§ **GIVEN INFORMATION**:
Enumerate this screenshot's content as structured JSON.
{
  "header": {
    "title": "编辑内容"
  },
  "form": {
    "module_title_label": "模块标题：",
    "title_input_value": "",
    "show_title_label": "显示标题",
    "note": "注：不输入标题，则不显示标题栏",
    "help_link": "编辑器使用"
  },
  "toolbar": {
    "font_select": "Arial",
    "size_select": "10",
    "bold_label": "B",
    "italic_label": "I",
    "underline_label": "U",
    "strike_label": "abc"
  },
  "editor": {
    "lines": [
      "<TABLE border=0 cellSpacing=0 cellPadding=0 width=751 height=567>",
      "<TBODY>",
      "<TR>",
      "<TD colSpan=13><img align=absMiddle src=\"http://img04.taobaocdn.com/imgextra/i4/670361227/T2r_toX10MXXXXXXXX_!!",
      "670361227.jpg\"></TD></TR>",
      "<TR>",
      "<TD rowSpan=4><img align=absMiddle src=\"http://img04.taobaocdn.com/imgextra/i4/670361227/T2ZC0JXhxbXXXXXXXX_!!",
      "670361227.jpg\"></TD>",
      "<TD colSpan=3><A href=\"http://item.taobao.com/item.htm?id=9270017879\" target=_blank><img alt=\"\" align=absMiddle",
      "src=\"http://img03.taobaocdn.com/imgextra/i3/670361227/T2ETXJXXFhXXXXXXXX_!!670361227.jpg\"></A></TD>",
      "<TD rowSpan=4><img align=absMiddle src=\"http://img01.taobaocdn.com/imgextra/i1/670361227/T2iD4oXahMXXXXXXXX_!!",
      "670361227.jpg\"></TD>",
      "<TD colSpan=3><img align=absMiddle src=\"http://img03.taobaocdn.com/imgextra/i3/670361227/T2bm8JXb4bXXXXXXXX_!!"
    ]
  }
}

§ **HOW TO COMPLETE THIS TASK**: Could you give the records again, exactly as they appear?

§ **REPLY TO THE TASK**:
Enumerate this screenshot's content as structured JSON.
{
  "header": {
    "title": "编辑内容"
  },
  "form": {
    "module_title_label": "模块标题：",
    "title_input_value": "",
    "show_title_label": "显示标题",
    "note": "注：不输入标题，则不显示标题栏",
    "help_link": "编辑器使用"
  },
  "toolbar": {
    "font_select": "Arial",
    "size_select": "10",
    "bold_label": "B",
    "italic_label": "I",
    "underline_label": "U",
    "strike_label": "abc"
  },
  "editor": {
    "lines": [
      "<TABLE border=0 cellSpacing=0 cellPadding=0 width=751 height=567>",
      "<TBODY>",
      "<TR>",
      "<TD colSpan=13><img align=absMiddle src=\"http://img04.taobaocdn.com/imgextra/i4/670361227/T2r_toX10MXXXXXXXX_!!",
      "670361227.jpg\"></TD></TR>",
      "<TR>",
      "<TD rowSpan=4><img align=absMiddle src=\"http://img04.taobaocdn.com/imgextra/i4/670361227/T2ZC0JXhxbXXXXXXXX_!!",
      "670361227.jpg\"></TD>",
      "<TD colSpan=3><A href=\"http://item.taobao.com/item.htm?id=9270017879\" target=_blank><img alt=\"\" align=absMiddle",
      "src=\"http://img03.taobaocdn.com/imgextra/i3/670361227/T2ETXJXXFhXXXXXXXX_!!670361227.jpg\"></A></TD>",
      "<TD rowSpan=4><img align=absMiddle src=\"http://img01.taobaocdn.com/imgextra/i1/670361227/T2iD4oXahMXXXXXXXX_!!",
      "670361227.jpg\"></TD>",
      "<TD colSpan=3><img align=absMiddle src=\"http://img03.taobaocdn.com/imgextra/i3/670361227/T2bm8JXb4bXXXXXXXX_!!"
    ]
  }
}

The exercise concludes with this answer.